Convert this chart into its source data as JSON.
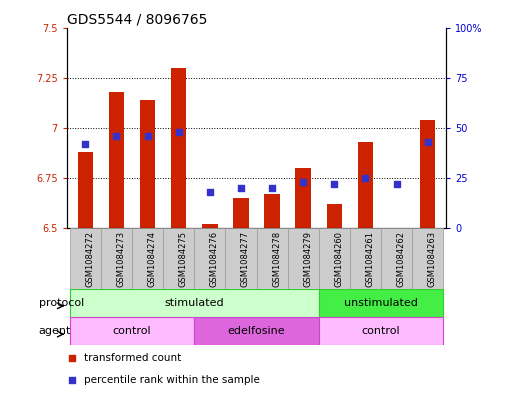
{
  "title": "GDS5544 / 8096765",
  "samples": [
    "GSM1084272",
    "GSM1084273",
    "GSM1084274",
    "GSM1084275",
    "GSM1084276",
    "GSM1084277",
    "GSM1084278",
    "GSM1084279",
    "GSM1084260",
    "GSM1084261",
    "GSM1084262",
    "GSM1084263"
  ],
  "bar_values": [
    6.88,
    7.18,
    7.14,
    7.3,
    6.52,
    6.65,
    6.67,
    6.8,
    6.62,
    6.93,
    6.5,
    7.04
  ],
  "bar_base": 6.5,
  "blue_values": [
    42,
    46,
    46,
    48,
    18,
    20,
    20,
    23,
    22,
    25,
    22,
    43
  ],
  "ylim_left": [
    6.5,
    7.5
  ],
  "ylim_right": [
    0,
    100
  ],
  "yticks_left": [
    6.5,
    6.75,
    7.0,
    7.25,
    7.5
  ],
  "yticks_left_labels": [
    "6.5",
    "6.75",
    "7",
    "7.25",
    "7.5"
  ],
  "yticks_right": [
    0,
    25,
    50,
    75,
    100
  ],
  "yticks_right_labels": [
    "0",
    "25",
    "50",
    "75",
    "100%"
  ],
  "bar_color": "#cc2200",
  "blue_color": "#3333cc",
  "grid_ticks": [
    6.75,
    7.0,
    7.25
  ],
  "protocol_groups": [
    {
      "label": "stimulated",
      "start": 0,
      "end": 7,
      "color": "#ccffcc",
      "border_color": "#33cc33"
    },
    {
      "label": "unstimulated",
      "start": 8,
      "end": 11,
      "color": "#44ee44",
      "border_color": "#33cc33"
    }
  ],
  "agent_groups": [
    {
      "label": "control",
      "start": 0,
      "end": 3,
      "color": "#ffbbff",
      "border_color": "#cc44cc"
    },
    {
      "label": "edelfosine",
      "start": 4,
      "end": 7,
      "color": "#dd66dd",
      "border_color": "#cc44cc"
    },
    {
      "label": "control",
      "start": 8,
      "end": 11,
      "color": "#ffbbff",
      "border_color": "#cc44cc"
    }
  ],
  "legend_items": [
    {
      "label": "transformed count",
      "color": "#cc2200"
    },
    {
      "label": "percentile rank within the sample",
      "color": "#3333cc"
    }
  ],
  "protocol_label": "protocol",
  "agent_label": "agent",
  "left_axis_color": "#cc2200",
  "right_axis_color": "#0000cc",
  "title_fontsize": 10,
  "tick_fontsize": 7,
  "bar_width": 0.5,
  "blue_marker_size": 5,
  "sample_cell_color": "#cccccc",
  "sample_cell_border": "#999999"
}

···

What the task asks: Write out every entry again word for word, without any of the pictures.

Task response:
Convert this chart into its source data as JSON.
{
  "title": "GDS5544 / 8096765",
  "samples": [
    "GSM1084272",
    "GSM1084273",
    "GSM1084274",
    "GSM1084275",
    "GSM1084276",
    "GSM1084277",
    "GSM1084278",
    "GSM1084279",
    "GSM1084260",
    "GSM1084261",
    "GSM1084262",
    "GSM1084263"
  ],
  "bar_values": [
    6.88,
    7.18,
    7.14,
    7.3,
    6.52,
    6.65,
    6.67,
    6.8,
    6.62,
    6.93,
    6.5,
    7.04
  ],
  "bar_base": 6.5,
  "blue_values": [
    42,
    46,
    46,
    48,
    18,
    20,
    20,
    23,
    22,
    25,
    22,
    43
  ],
  "ylim_left": [
    6.5,
    7.5
  ],
  "ylim_right": [
    0,
    100
  ],
  "yticks_left": [
    6.5,
    6.75,
    7.0,
    7.25,
    7.5
  ],
  "yticks_left_labels": [
    "6.5",
    "6.75",
    "7",
    "7.25",
    "7.5"
  ],
  "yticks_right": [
    0,
    25,
    50,
    75,
    100
  ],
  "yticks_right_labels": [
    "0",
    "25",
    "50",
    "75",
    "100%"
  ],
  "bar_color": "#cc2200",
  "blue_color": "#3333cc",
  "grid_ticks": [
    6.75,
    7.0,
    7.25
  ],
  "protocol_groups": [
    {
      "label": "stimulated",
      "start": 0,
      "end": 7,
      "color": "#ccffcc",
      "border_color": "#33cc33"
    },
    {
      "label": "unstimulated",
      "start": 8,
      "end": 11,
      "color": "#44ee44",
      "border_color": "#33cc33"
    }
  ],
  "agent_groups": [
    {
      "label": "control",
      "start": 0,
      "end": 3,
      "color": "#ffbbff",
      "border_color": "#cc44cc"
    },
    {
      "label": "edelfosine",
      "start": 4,
      "end": 7,
      "color": "#dd66dd",
      "border_color": "#cc44cc"
    },
    {
      "label": "control",
      "start": 8,
      "end": 11,
      "color": "#ffbbff",
      "border_color": "#cc44cc"
    }
  ],
  "legend_items": [
    {
      "label": "transformed count",
      "color": "#cc2200"
    },
    {
      "label": "percentile rank within the sample",
      "color": "#3333cc"
    }
  ],
  "protocol_label": "protocol",
  "agent_label": "agent",
  "left_axis_color": "#cc2200",
  "right_axis_color": "#0000cc",
  "title_fontsize": 10,
  "tick_fontsize": 7,
  "bar_width": 0.5,
  "blue_marker_size": 5,
  "sample_cell_color": "#cccccc",
  "sample_cell_border": "#999999"
}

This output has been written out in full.